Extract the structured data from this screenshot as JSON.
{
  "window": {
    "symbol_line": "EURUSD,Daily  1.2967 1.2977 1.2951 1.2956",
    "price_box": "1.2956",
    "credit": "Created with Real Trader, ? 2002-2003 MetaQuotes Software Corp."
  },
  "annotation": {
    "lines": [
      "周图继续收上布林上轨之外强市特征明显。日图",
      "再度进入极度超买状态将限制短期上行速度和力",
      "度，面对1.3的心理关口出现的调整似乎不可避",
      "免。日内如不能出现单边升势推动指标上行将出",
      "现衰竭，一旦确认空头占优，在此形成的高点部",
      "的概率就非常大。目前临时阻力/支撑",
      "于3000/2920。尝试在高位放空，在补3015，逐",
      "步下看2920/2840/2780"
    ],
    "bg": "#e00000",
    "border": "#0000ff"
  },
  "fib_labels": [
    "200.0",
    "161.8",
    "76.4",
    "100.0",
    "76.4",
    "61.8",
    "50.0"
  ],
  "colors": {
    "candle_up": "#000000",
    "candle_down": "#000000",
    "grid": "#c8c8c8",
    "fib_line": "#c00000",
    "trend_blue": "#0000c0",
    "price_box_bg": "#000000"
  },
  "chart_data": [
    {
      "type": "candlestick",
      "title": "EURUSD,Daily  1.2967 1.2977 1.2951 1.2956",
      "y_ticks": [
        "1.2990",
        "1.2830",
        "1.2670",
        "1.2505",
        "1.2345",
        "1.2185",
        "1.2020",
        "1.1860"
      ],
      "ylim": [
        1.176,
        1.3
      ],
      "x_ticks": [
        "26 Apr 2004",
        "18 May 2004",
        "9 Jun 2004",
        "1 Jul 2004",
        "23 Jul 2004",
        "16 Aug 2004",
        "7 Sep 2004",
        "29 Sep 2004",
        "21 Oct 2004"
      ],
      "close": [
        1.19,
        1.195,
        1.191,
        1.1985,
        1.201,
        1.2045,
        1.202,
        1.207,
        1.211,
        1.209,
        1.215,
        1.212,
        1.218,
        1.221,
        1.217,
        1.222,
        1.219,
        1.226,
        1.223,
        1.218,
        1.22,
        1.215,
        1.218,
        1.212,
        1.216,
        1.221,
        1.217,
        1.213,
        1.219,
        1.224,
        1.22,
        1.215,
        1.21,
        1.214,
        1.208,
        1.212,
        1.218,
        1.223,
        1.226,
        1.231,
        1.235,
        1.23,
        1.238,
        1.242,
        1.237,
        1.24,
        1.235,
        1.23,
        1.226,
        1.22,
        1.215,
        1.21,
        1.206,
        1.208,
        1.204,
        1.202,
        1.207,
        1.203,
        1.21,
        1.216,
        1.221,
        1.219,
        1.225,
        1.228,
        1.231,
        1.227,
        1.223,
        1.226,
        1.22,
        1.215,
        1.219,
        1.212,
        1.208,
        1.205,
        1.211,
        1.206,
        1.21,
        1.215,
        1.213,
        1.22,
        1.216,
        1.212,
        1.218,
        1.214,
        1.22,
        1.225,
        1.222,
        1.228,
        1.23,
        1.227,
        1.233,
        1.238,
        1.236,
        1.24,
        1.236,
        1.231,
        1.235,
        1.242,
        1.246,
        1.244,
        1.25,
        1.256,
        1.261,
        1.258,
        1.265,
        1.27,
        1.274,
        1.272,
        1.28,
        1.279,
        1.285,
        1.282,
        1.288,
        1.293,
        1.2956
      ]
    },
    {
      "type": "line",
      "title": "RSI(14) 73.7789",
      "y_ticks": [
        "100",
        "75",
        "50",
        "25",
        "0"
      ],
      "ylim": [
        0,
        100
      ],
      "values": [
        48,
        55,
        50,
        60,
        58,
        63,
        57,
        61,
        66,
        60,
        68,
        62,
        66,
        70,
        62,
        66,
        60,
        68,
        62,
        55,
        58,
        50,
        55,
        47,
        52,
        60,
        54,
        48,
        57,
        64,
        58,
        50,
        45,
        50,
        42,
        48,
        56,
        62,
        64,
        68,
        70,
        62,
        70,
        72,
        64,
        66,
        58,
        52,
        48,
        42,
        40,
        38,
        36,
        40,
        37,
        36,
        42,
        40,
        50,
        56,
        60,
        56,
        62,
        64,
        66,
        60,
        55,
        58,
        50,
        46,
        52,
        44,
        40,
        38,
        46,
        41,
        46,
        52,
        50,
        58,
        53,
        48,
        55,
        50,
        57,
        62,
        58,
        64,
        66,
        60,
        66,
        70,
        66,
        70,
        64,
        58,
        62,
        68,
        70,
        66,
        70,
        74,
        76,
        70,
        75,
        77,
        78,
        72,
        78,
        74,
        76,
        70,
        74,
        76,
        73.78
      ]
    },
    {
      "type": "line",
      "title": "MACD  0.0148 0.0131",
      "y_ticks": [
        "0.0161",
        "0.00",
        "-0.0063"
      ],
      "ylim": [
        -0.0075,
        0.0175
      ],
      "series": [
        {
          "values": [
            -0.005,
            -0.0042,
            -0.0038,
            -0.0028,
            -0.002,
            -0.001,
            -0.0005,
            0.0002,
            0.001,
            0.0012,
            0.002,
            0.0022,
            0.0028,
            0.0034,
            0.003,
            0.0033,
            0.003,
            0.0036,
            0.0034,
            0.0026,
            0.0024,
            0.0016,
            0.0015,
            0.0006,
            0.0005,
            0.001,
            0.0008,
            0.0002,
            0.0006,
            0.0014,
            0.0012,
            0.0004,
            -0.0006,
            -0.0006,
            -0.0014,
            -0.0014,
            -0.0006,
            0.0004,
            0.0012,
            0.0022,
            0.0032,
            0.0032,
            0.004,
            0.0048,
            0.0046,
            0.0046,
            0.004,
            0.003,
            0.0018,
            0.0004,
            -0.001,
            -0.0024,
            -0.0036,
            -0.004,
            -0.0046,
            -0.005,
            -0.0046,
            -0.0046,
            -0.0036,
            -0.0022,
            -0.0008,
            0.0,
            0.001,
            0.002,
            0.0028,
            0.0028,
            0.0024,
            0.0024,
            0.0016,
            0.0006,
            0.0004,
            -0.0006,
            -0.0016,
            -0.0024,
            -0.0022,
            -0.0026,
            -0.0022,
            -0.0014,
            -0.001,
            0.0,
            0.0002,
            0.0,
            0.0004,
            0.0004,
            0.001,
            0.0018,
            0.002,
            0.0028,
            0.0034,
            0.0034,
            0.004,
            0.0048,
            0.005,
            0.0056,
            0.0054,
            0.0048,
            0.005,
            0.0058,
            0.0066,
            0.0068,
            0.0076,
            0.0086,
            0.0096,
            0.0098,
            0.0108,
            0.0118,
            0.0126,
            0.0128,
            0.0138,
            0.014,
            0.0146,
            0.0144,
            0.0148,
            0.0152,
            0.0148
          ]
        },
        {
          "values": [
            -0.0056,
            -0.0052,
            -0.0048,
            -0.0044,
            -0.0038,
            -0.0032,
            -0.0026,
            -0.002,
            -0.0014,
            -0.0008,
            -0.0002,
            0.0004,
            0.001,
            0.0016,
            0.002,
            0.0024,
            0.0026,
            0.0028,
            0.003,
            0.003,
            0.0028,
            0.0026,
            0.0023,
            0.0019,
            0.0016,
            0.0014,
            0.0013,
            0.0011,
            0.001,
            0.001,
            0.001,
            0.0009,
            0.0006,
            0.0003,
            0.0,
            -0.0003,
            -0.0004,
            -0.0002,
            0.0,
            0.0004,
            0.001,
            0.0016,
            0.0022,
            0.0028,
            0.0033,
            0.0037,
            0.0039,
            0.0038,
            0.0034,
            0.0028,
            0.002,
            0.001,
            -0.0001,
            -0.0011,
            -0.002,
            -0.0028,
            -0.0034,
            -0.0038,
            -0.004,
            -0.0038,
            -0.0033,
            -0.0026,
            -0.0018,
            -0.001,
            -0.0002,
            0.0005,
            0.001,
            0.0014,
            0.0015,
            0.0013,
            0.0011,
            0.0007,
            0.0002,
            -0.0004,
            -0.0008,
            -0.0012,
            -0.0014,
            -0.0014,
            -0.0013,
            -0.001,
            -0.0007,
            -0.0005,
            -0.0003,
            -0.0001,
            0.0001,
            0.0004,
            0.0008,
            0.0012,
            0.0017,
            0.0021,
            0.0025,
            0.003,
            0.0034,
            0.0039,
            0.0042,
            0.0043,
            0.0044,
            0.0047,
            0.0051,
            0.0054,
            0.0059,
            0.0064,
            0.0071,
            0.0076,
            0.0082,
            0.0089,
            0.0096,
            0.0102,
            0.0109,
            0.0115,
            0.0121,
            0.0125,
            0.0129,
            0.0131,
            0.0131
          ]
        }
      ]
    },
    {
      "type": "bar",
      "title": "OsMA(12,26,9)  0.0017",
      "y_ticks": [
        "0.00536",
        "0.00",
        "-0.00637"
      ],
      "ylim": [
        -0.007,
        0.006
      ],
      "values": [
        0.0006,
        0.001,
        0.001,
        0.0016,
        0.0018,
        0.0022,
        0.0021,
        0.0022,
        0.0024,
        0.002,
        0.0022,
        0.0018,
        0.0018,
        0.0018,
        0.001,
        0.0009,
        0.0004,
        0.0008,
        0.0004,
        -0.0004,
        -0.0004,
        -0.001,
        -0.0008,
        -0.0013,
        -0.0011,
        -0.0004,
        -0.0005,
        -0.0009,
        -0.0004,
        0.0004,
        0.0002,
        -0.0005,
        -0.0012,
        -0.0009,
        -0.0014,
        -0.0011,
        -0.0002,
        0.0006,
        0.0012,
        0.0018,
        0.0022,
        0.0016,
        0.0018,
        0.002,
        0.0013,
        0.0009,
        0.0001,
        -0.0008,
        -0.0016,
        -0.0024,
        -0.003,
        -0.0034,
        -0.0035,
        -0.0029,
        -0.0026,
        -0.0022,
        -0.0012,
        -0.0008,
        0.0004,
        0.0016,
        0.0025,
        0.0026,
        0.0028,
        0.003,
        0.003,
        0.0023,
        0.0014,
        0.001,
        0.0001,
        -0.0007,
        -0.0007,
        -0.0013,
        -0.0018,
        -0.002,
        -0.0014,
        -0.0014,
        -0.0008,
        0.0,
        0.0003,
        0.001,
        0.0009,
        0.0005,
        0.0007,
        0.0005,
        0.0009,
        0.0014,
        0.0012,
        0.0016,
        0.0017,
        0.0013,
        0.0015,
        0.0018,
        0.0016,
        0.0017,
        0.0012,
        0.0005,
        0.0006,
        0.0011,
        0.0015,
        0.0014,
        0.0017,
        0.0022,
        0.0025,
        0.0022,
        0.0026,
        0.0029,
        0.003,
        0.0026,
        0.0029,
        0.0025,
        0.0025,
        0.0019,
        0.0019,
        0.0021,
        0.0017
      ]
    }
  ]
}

+ + + + +

▸ **Goal of the exercise**: Calculate how many lines of the material include the string "title", and state that number by itself.

▸ **Reply to the task**: 4